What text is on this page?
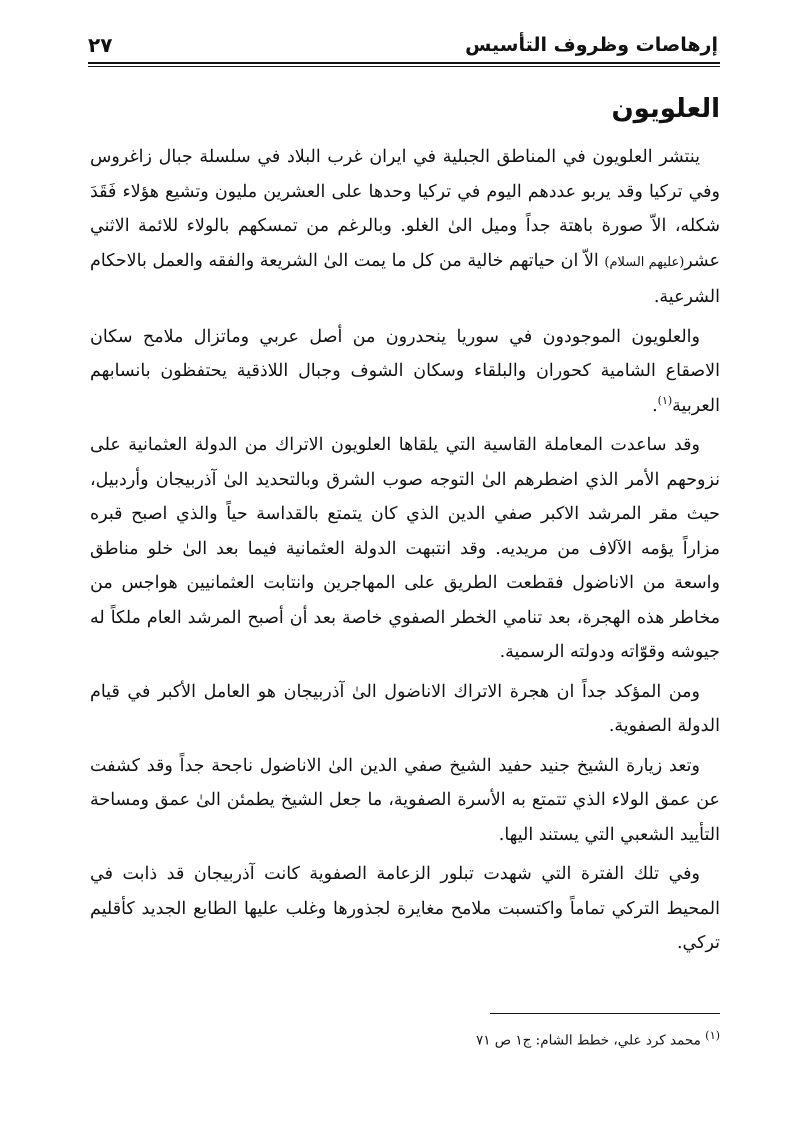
إرهاصات وظروف التأسيس
٢٧
العلويون

ينتشر العلويون في المناطق الجبلية في ايران غرب البلاد في سلسلة جبال زاغروس وفي تركيا وقد يربو عددهم اليوم في تركيا وحدها على العشرين مليون وتشيع هؤلاء فَقَدَ شكله، الاّ صورة باهتة جداً وميل الىٰ الغلو. وبالرغم من تمسكهم بالولاء للائمة الاثني عشر(عليهم السلام) الاّ ان حياتهم خالية من كل ما يمت الىٰ الشريعة والفقه والعمل بالاحكام الشرعية.

والعلويون الموجودون في سوريا ينحدرون من أصل عربي وماتزال ملامح سكان الاصقاع الشامية كحوران والبلقاء وسكان الشوف وجبال اللاذقية يحتفظون بانسابهم العربية$^{(١)}$.

وقد ساعدت المعاملة القاسية التي يلقاها العلويون الاتراك من الدولة العثمانية على نزوحهم الأمر الذي اضطرهم الىٰ التوجه صوب الشرق وبالتحديد الىٰ آذربيجان وأردبيل، حيث مقر المرشد الاكبر صفي الدين الذي كان يتمتع بالقداسة حياً والذي اصبح قبره مزاراً يؤمه الآلاف من مريديه. وقد انتبهت الدولة العثمانية فيما بعد الىٰ خلو مناطق واسعة من الاناضول فقطعت الطريق على المهاجرين وانتابت العثمانيين هواجس من مخاطر هذه الهجرة، بعد تنامي الخطر الصفوي خاصة بعد أن أصبح المرشد العام ملكاً له جيوشه وقوّاته ودولته الرسمية.

ومن المؤكد جداً ان هجرة الاتراك الاناضول الىٰ آذربيجان هو العامل الأكبر في قيام الدولة الصفوية.

وتعد زيارة الشيخ جنيد حفيد الشيخ صفي الدين الىٰ الاناضول ناجحة جداً وقد كشفت عن عمق الولاء الذي تتمتع به الأسرة الصفوية، ما جعل الشيخ يطمئن الىٰ عمق ومساحة التأييد الشعبي التي يستند اليها.

وفي تلك الفترة التي شهدت تبلور الزعامة الصفوية كانت آذربيجان قد ذابت في المحيط التركي تماماً واكتسبت ملامح مغايرة لجذورها وغلب عليها الطابع الجديد كأقليم تركي.

$^{(١)}$ محمد كرد علي، خطط الشام: ج١ ص ٧١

| Exercise objective |
Count the lines that hold the string "الذي", and reply with that number alone.

| Output for this task |
2